--- STATED GOAL ---
Wherever the word "wszystkich" appears in the entries, copy the whole line.

◇ ◇ ◇

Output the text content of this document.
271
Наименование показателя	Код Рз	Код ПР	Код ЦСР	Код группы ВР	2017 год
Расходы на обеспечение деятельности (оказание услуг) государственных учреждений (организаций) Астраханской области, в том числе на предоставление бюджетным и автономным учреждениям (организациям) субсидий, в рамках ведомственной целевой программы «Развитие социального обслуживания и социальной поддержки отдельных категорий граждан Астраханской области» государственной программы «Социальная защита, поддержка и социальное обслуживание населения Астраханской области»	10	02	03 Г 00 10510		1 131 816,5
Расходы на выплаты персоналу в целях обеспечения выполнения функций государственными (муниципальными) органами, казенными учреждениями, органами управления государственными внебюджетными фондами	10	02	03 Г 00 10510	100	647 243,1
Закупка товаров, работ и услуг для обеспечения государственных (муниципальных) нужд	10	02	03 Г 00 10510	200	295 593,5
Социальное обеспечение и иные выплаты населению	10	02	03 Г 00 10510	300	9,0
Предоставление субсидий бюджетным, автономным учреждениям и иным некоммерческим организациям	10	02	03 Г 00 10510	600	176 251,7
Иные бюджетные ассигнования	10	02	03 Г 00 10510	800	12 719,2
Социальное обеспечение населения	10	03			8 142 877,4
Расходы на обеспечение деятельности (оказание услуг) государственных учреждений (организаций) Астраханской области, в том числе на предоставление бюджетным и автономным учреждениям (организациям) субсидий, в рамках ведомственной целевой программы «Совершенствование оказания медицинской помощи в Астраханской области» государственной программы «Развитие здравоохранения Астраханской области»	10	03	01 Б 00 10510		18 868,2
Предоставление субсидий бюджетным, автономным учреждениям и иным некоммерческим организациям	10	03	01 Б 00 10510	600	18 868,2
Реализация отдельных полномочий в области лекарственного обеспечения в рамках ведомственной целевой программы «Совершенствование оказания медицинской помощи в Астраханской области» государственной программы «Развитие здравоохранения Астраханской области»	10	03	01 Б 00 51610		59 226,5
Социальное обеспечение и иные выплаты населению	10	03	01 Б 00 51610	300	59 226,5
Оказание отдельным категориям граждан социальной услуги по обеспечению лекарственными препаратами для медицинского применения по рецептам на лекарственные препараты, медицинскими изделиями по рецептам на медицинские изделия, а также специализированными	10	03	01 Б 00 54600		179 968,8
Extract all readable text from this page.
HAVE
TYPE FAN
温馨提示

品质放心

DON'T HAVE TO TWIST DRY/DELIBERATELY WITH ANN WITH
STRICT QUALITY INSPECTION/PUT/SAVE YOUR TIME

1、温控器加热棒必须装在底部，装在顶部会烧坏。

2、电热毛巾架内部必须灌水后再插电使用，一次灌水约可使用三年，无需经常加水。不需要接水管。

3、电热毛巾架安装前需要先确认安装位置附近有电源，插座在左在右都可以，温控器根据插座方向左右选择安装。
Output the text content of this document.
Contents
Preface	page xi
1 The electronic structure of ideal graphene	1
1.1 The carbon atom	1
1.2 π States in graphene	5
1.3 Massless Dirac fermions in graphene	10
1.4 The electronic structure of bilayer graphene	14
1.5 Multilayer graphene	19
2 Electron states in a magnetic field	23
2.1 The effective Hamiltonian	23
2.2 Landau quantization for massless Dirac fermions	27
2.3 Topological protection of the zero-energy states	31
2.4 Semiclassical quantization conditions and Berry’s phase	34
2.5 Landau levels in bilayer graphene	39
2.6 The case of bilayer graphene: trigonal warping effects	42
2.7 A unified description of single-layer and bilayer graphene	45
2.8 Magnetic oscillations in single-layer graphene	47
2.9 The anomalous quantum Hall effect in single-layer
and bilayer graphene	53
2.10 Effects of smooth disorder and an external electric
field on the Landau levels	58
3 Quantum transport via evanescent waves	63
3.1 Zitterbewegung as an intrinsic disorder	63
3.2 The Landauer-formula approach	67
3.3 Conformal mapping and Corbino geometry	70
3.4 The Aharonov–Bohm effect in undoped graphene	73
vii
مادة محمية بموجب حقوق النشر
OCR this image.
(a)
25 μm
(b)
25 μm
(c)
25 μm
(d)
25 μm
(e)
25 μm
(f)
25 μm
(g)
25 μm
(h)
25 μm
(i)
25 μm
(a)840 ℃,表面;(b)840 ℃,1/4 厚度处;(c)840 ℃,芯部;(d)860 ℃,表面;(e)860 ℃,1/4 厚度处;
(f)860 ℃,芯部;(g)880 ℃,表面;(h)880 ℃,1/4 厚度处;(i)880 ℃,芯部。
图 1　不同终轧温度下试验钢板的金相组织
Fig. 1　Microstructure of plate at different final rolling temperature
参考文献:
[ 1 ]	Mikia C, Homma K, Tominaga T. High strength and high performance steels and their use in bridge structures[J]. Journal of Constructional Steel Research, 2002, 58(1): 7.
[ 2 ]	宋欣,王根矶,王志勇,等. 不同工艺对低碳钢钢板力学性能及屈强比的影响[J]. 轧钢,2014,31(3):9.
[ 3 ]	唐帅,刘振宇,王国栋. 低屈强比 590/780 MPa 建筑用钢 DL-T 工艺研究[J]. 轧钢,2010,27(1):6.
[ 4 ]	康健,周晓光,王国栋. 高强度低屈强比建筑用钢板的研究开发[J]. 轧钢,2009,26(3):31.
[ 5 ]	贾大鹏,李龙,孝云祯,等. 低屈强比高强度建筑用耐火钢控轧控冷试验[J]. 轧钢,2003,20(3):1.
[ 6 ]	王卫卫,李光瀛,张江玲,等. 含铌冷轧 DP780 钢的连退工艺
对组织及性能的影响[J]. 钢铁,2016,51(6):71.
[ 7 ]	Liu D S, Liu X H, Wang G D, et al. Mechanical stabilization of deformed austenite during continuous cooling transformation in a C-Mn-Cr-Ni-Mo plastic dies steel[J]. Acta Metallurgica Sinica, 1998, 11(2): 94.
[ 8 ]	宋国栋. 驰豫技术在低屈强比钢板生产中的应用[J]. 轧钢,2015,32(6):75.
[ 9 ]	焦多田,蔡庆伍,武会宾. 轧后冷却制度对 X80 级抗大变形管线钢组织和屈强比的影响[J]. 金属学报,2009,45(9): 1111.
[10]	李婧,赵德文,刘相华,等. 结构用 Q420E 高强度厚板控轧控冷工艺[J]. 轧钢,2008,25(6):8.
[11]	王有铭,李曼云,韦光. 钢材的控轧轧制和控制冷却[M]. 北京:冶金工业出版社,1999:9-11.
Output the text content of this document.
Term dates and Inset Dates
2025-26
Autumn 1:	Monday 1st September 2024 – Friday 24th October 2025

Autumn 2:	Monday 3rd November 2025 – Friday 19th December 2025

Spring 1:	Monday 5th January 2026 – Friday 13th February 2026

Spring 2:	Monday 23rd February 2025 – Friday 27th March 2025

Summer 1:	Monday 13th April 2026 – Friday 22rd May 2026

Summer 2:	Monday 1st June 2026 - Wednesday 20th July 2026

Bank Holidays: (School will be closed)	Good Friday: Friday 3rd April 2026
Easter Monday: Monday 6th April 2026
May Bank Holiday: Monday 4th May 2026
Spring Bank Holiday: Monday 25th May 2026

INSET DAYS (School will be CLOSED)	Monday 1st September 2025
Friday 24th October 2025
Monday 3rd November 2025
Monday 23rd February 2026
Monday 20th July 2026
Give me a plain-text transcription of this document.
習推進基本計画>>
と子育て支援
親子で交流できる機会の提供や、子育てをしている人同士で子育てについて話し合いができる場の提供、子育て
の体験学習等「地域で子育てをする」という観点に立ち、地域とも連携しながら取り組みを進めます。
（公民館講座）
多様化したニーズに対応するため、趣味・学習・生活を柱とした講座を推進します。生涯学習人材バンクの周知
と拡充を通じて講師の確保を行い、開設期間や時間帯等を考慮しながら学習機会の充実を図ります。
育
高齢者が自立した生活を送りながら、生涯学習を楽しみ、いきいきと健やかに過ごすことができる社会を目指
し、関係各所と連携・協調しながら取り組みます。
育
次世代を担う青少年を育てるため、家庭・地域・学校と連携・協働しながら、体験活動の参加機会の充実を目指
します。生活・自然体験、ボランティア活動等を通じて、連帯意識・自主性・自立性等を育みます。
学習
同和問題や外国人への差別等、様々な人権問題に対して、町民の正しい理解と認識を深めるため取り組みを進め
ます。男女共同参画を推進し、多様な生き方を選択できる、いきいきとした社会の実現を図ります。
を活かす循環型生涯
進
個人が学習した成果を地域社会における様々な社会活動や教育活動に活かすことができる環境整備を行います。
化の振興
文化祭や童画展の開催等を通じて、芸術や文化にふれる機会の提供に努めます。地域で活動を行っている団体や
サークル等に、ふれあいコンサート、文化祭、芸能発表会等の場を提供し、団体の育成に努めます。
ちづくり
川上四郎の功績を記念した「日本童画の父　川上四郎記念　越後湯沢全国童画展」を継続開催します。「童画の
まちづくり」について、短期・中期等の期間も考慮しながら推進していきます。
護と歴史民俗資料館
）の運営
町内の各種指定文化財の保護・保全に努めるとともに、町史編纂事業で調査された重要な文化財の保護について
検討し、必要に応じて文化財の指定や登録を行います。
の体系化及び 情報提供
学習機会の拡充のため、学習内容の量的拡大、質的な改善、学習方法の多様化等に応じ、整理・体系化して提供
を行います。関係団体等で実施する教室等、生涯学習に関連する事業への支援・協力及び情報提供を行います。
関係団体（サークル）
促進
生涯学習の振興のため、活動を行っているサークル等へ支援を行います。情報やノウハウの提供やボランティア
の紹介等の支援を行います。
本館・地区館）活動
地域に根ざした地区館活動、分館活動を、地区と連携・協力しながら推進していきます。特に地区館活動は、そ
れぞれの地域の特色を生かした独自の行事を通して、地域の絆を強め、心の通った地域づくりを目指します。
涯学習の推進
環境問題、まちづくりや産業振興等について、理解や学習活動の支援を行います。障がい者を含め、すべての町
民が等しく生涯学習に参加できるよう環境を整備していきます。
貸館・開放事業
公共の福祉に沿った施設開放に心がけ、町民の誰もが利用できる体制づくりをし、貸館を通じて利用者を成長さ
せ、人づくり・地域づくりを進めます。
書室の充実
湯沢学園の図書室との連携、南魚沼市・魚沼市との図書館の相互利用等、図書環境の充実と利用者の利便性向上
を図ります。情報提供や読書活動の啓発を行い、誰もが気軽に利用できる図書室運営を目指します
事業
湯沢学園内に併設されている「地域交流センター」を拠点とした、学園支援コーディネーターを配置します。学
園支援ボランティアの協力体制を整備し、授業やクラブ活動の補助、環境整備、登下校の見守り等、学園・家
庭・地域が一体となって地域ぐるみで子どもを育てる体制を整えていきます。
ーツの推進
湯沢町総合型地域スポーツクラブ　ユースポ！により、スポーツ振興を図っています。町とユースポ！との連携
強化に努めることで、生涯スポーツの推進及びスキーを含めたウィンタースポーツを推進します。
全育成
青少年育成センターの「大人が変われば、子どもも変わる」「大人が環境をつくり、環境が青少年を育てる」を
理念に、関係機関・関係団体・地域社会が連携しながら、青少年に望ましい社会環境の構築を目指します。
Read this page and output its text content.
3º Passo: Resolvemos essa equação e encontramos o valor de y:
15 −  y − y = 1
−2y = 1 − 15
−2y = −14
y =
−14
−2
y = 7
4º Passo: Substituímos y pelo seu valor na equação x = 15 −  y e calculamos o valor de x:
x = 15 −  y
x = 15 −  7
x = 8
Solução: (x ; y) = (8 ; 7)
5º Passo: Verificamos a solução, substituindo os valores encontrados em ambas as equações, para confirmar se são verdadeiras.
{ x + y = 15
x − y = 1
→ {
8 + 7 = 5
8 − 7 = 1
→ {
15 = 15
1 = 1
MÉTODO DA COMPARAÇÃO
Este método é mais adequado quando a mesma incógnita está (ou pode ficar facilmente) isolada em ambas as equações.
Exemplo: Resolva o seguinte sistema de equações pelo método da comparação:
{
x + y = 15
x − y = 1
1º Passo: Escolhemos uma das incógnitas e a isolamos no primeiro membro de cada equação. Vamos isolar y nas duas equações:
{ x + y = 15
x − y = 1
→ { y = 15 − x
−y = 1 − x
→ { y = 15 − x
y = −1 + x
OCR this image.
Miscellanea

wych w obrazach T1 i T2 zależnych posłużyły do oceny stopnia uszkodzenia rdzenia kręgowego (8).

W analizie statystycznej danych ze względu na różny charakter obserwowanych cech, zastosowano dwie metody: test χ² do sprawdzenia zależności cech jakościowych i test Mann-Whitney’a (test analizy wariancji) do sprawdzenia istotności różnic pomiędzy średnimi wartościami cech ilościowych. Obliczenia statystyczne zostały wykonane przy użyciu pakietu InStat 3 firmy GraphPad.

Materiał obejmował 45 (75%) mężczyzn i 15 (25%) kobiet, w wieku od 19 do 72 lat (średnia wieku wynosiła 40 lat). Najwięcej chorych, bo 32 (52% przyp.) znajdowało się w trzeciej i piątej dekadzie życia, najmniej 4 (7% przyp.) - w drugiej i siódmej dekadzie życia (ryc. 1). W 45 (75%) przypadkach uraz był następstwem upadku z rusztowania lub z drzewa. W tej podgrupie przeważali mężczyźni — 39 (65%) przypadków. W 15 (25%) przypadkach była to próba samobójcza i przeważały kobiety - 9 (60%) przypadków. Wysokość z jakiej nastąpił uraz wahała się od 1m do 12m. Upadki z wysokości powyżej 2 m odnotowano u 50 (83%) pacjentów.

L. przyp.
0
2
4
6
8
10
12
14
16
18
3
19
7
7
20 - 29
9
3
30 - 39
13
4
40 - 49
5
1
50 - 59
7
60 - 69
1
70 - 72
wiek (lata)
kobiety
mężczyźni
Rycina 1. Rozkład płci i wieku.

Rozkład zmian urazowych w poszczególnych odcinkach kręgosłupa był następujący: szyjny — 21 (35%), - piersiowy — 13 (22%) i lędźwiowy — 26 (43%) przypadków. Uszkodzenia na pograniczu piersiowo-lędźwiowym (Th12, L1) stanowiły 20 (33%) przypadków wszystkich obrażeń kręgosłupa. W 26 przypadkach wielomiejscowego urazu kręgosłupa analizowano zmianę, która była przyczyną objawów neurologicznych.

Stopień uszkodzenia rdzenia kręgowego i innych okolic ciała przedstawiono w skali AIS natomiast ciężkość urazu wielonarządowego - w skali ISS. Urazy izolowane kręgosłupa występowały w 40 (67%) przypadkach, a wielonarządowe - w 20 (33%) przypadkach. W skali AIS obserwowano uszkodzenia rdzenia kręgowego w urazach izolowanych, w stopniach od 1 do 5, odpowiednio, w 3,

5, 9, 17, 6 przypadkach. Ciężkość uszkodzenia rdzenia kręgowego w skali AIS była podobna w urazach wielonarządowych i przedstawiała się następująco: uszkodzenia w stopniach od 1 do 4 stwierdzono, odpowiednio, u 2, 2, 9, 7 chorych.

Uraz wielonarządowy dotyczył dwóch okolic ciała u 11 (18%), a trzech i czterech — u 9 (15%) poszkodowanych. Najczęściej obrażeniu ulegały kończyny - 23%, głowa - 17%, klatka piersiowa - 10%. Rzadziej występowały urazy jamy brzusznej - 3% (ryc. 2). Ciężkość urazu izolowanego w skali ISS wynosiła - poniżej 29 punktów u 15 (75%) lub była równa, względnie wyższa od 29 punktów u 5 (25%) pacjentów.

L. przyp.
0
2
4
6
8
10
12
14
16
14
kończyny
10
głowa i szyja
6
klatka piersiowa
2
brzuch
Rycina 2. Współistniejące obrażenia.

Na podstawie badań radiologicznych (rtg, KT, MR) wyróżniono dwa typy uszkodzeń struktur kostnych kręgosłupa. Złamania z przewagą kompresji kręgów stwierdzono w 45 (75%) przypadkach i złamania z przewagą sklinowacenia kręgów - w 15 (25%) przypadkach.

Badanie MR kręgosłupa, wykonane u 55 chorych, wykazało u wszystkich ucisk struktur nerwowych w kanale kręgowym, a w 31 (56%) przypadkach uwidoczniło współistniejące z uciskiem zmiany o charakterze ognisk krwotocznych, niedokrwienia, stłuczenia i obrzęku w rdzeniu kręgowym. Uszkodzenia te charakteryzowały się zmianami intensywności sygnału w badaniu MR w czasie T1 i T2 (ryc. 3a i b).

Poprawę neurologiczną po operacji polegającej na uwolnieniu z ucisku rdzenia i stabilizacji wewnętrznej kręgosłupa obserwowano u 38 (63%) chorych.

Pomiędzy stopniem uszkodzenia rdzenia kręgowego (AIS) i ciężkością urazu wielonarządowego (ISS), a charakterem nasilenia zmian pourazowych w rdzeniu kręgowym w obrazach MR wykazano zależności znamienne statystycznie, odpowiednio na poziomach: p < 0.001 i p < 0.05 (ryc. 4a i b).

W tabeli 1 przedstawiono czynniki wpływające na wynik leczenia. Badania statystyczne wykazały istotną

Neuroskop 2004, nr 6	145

◇ ◇ ◇

--- CORRECT ANSWER ---
Rozkład zmian urazowych w poszczególnych odcinkach kręgosłupa był następujący: szyjny — 21 (35%), - piersiowy — 13 (22%) i lędźwiowy — 26 (43%) przypadków. Uszkodzenia na pograniczu piersiowo-lędźwiowym (Th12, L1) stanowiły 20 (33%) przypadków wszystkich obrażeń kręgosłupa. W 26 przypadkach wielomiejscowego urazu kręgosłupa analizowano zmianę, która była przyczyną objawów neurologicznych.
Badanie MR kręgosłupa, wykonane u 55 chorych, wykazało u wszystkich ucisk struktur nerwowych w kanale kręgowym, a w 31 (56%) przypadkach uwidoczniło współistniejące z uciskiem zmiany o charakterze ognisk krwotocznych, niedokrwienia, stłuczenia i obrzęku w rdzeniu kręgowym. Uszkodzenia te charakteryzowały się zmianami intensywności sygnału w badaniu MR w czasie T1 i T2 (ryc. 3a i b).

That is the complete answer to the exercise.